-------- Listed records
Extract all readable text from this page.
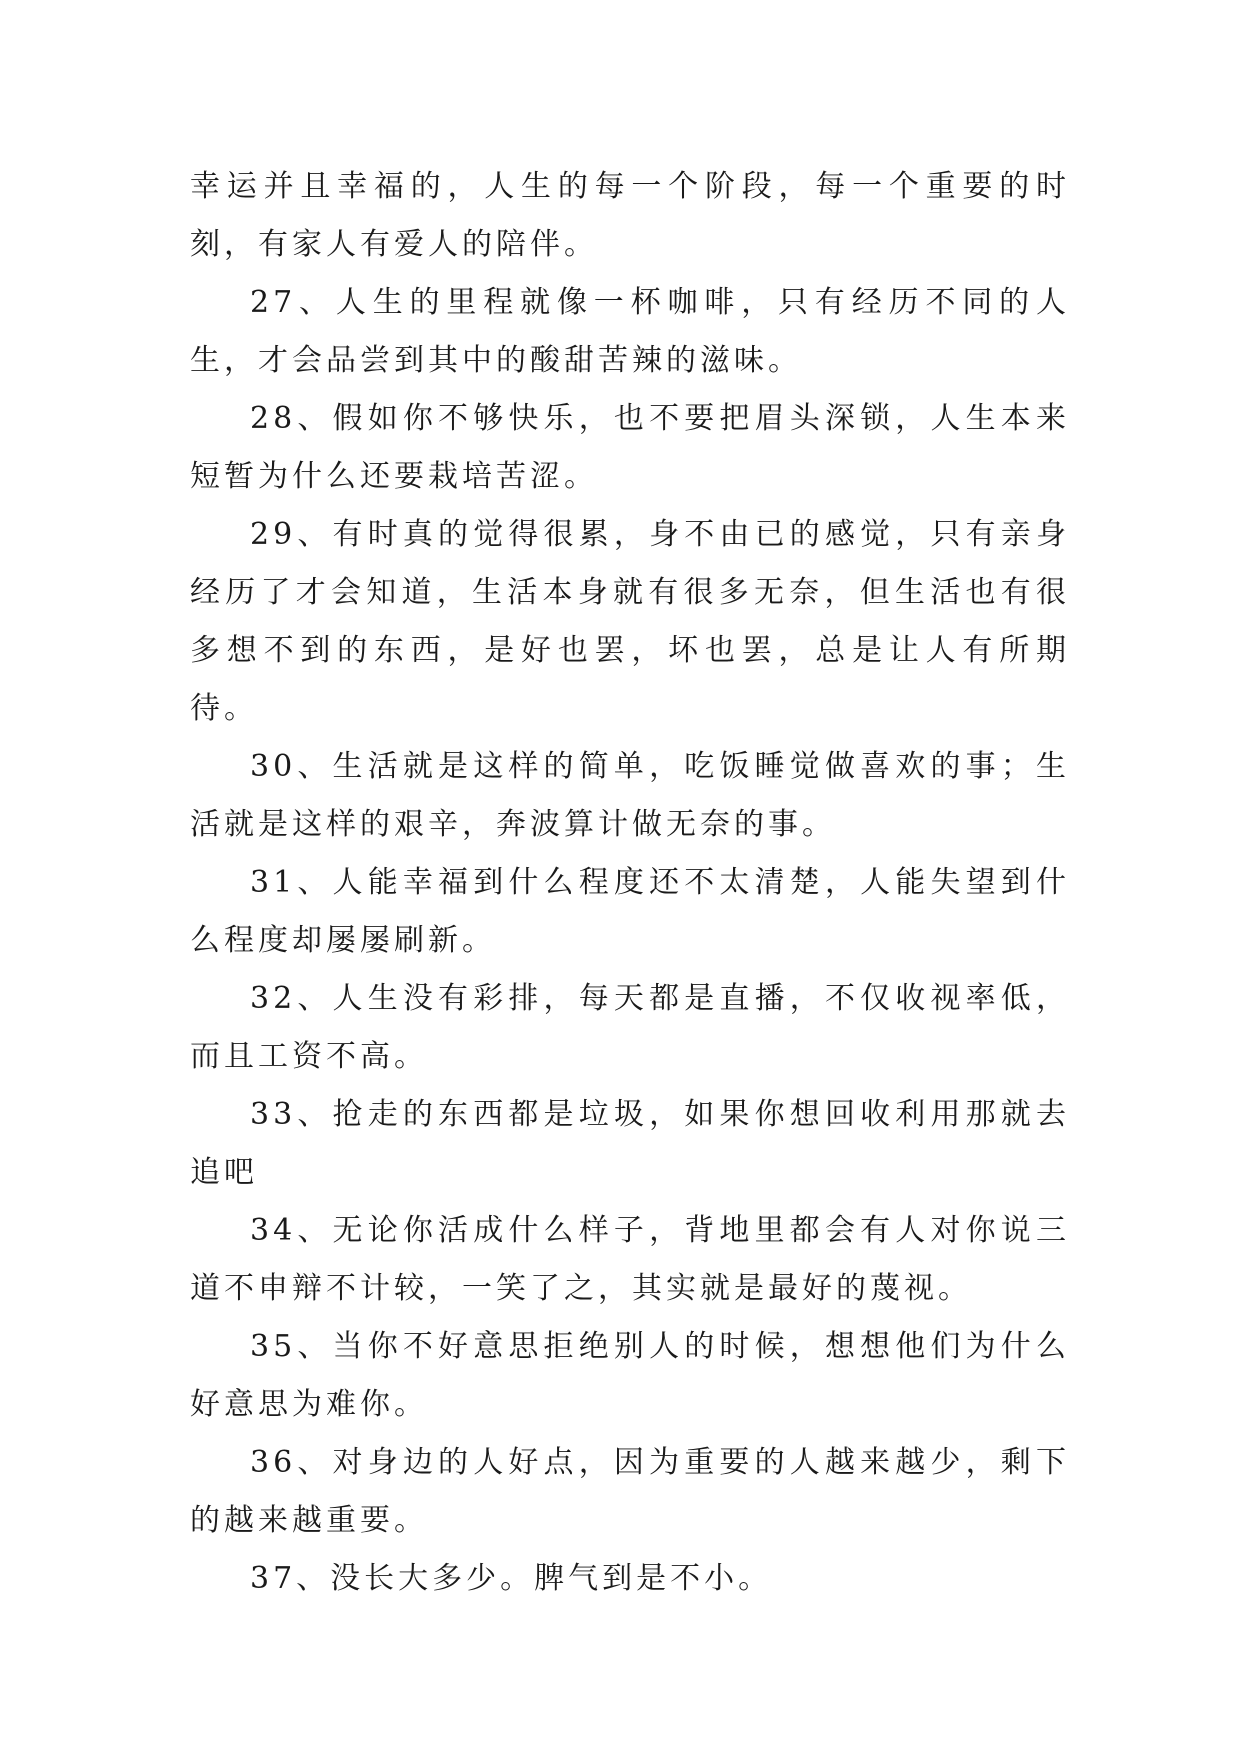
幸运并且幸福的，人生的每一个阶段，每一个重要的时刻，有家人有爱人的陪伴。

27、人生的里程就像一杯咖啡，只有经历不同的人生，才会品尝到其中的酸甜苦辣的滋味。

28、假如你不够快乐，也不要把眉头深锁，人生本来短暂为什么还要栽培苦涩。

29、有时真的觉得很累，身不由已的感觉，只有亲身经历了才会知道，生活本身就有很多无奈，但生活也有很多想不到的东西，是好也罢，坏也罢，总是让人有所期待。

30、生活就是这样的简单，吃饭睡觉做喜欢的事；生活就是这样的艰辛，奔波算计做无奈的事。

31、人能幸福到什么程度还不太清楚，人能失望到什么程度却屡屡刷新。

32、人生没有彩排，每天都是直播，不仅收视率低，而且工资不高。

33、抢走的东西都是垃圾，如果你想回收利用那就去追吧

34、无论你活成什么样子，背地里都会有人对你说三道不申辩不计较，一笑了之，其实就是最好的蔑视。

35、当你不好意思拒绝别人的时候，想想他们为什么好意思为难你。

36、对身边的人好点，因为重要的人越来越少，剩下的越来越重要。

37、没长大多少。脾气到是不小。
----------------
-------- Listed records
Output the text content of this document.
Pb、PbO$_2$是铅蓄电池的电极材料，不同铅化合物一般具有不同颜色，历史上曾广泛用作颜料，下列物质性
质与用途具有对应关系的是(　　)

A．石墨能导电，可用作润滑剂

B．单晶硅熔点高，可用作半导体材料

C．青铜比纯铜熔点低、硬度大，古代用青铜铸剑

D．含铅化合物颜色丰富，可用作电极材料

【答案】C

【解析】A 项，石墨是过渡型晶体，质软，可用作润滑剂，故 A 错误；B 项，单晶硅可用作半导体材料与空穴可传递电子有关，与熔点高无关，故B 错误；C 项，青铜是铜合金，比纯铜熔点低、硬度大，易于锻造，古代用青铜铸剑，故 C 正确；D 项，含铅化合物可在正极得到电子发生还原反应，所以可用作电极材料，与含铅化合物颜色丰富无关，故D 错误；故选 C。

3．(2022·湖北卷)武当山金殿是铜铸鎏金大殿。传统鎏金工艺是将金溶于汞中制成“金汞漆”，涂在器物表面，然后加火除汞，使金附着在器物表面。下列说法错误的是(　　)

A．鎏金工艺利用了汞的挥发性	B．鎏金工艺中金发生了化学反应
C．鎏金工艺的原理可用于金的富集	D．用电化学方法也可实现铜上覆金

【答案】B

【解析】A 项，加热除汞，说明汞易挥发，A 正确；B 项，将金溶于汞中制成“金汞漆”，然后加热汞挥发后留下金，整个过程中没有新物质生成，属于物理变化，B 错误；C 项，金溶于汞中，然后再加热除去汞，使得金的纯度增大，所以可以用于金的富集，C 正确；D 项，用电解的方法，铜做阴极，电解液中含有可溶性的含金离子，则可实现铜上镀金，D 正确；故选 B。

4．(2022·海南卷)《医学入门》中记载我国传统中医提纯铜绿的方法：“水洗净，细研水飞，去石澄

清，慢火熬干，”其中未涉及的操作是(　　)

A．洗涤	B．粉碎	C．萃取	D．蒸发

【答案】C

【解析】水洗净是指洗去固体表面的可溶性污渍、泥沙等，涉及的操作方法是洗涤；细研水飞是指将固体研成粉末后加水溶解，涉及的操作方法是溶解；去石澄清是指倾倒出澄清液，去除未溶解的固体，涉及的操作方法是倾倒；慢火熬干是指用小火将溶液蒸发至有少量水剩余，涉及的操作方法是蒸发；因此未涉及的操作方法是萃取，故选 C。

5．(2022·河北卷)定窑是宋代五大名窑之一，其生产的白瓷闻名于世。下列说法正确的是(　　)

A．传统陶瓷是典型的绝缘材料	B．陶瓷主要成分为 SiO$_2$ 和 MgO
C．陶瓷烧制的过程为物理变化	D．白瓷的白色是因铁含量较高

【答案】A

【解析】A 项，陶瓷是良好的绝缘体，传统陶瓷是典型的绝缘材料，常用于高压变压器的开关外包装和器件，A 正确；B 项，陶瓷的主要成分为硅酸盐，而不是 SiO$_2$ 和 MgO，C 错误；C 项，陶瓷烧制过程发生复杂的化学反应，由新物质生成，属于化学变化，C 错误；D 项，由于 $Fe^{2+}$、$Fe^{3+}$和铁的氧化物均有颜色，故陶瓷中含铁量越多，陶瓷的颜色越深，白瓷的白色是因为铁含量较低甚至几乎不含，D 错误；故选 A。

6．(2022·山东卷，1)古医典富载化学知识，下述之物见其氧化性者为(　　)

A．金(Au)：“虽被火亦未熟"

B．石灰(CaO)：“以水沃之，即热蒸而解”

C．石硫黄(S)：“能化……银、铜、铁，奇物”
----------------
*Work to do*: Pull every line containing the word "text" out of the material and copy it.

*Expected output*:
Extract all readable text from this page.
Output the text content of this document.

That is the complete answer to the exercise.